■ TASK TO COMPLETE ■
Each line containing the word "petits" must be reported.
:: DATA PROVIDED ::
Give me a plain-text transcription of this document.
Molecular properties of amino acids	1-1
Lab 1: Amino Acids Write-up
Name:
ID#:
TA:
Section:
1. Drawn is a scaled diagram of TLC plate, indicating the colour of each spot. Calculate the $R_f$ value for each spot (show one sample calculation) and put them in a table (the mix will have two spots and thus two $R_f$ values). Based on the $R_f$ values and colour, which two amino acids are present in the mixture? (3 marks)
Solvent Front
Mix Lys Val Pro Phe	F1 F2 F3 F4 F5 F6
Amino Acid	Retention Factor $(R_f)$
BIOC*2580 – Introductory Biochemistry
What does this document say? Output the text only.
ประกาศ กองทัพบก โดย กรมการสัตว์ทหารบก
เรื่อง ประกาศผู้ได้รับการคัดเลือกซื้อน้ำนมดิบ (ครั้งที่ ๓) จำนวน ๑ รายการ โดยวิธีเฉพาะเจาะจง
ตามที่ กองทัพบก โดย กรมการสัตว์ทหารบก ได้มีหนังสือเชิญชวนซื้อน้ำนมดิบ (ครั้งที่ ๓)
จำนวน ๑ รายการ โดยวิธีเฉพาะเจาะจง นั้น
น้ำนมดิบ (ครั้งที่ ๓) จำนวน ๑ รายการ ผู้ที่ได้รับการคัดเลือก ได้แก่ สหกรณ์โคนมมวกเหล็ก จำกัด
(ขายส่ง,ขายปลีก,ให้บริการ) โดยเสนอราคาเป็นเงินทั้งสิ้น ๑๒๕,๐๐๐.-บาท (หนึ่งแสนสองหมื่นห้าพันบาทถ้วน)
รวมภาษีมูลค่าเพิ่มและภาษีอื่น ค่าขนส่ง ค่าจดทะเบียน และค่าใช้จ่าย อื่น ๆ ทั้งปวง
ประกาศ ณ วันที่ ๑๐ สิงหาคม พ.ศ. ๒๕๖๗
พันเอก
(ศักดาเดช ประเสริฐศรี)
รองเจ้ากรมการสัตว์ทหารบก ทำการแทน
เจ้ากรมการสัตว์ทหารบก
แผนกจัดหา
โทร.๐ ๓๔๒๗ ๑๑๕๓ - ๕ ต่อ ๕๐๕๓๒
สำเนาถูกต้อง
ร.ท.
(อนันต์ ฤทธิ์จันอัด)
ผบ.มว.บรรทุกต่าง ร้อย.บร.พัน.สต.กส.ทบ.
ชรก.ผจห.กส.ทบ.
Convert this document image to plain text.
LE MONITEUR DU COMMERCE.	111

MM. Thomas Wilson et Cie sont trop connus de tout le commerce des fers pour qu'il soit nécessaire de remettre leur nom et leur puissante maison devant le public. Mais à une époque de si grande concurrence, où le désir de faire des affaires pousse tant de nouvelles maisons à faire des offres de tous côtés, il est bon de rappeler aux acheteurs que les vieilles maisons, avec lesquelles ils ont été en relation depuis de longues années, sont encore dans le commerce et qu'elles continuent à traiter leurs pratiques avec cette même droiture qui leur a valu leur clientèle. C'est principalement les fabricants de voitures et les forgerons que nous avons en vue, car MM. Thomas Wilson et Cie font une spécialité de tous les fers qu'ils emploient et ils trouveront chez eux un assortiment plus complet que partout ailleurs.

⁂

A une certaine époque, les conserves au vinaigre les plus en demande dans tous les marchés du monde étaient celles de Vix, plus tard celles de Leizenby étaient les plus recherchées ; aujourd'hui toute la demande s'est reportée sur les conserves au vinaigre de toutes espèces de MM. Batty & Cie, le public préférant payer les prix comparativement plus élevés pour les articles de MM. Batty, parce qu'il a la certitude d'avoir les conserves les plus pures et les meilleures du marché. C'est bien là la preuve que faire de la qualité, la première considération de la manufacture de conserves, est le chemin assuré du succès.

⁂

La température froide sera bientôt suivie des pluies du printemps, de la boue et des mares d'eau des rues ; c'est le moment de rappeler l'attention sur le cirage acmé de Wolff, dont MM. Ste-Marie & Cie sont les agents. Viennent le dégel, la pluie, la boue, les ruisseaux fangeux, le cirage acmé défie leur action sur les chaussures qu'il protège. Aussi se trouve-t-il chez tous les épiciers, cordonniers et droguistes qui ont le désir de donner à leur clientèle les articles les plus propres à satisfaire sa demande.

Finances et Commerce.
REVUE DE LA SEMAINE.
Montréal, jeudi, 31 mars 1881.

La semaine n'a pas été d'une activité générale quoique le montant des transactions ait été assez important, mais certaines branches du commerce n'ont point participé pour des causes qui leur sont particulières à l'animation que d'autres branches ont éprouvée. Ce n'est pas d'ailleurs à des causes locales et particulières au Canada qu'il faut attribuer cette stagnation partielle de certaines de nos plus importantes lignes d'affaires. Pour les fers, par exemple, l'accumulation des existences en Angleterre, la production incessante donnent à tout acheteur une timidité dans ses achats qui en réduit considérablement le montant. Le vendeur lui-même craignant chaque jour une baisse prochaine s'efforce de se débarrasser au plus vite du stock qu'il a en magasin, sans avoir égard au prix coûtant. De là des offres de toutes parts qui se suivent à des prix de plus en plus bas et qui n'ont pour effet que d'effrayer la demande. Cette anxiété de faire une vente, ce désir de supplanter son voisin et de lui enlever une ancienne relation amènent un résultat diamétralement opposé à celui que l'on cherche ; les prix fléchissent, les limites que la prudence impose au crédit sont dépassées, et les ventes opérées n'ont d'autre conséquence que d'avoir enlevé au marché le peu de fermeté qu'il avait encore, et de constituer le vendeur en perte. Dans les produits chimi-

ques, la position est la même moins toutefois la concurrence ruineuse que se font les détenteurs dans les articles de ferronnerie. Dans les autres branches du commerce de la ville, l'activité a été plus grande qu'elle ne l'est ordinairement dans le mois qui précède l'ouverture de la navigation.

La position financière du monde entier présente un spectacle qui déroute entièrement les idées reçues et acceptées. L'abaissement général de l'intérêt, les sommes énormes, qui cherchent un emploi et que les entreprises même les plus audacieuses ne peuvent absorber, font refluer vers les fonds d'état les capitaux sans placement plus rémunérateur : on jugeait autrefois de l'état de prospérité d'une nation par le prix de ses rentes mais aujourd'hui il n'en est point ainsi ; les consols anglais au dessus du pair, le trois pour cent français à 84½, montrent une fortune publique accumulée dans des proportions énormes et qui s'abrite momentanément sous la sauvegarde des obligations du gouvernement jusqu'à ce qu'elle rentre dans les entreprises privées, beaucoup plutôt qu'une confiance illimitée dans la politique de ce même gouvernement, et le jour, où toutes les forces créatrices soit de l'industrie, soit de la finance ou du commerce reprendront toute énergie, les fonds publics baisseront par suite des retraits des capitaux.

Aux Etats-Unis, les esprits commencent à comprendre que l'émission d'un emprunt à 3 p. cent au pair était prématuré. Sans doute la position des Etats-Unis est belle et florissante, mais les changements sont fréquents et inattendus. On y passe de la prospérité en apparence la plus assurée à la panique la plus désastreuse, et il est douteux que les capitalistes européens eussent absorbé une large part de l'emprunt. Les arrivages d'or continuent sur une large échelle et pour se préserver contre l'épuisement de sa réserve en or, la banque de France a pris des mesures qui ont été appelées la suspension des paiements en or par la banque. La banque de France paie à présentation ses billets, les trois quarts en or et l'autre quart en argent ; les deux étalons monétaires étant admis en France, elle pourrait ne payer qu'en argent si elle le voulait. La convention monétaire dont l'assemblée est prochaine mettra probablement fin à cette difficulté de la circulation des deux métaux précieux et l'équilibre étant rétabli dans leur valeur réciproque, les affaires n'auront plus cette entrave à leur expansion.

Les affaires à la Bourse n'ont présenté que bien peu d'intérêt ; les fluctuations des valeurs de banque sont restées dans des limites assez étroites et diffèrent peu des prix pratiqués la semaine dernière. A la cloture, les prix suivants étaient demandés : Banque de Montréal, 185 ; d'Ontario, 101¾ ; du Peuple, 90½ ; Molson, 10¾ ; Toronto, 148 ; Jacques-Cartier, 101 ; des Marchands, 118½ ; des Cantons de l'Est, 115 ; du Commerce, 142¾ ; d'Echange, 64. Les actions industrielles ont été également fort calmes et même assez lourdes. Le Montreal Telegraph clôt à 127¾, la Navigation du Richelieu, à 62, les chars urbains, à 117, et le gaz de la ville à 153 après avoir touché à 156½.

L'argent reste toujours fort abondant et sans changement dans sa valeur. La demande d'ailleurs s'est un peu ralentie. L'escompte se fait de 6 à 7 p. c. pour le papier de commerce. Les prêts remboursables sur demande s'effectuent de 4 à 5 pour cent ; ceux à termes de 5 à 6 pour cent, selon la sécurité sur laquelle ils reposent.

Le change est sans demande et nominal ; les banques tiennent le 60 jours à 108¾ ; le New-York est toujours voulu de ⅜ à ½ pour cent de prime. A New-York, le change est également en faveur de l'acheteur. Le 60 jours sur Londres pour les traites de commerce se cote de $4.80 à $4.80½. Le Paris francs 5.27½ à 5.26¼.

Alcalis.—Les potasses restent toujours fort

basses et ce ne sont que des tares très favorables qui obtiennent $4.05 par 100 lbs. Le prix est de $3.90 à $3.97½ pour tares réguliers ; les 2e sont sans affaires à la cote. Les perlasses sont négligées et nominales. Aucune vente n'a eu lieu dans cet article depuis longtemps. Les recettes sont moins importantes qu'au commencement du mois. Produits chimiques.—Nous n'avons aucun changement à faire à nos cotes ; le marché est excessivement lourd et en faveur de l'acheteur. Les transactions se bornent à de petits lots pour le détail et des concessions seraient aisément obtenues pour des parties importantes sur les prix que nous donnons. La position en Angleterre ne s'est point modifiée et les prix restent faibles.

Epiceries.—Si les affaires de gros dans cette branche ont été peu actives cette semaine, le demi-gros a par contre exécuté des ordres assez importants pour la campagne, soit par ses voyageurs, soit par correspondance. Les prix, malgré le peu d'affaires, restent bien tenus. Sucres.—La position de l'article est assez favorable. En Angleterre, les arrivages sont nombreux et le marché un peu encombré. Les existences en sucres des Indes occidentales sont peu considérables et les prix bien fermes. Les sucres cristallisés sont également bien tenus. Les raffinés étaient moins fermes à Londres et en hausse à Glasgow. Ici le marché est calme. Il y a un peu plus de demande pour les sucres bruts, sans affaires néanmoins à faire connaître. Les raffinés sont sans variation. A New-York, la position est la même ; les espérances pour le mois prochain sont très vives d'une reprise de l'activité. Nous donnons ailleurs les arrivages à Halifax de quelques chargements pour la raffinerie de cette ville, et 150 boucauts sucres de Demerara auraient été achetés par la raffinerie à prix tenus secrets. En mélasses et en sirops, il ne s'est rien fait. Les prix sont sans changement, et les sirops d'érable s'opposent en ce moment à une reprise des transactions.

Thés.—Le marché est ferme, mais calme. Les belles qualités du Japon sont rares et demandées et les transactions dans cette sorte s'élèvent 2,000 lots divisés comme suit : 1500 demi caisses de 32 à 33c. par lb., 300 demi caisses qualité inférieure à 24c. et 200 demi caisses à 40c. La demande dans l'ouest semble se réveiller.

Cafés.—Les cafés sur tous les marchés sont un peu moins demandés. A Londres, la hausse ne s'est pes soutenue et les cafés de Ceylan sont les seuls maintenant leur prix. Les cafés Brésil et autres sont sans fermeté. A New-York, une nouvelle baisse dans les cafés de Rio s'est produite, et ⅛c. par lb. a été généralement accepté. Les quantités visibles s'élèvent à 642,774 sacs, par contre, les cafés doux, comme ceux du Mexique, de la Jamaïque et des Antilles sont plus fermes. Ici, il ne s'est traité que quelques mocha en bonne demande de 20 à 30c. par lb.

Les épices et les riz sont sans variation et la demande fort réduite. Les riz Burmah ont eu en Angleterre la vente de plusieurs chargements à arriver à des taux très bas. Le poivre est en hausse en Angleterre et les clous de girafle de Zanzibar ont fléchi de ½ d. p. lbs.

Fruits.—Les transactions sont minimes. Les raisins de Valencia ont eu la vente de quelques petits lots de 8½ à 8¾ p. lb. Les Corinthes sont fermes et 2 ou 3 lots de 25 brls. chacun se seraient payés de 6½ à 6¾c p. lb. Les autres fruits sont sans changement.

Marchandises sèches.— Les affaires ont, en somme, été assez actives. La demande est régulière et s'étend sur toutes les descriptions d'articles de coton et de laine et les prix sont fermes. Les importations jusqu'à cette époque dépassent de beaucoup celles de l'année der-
:::
■ WORKED ANSWER ■
basses et ce ne sont que des tares très favorables qui obtiennent $4.05 par 100 lbs. Le prix est de $3.90 à $3.97½ pour tares réguliers ; les 2e sont sans affaires à la cote. Les perlasses sont négligées et nominales. Aucune vente n'a eu lieu dans cet article depuis longtemps. Les recettes sont moins importantes qu'au commencement du mois. Produits chimiques.—Nous n'avons aucun changement à faire à nos cotes ; le marché est excessivement lourd et en faveur de l'acheteur. Les transactions se bornent à de petits lots pour le détail et des concessions seraient aisément obtenues pour des parties importantes sur les prix que nous donnons. La position en Angleterre ne s'est point modifiée et les prix restent faibles.
Fruits.—Les transactions sont minimes. Les raisins de Valencia ont eu la vente de quelques petits lots de 8½ à 8¾ p. lb. Les Corinthes sont fermes et 2 ou 3 lots de 25 brls. chacun se seraient payés de 6½ à 6¾c p. lb. Les autres fruits sont sans changement.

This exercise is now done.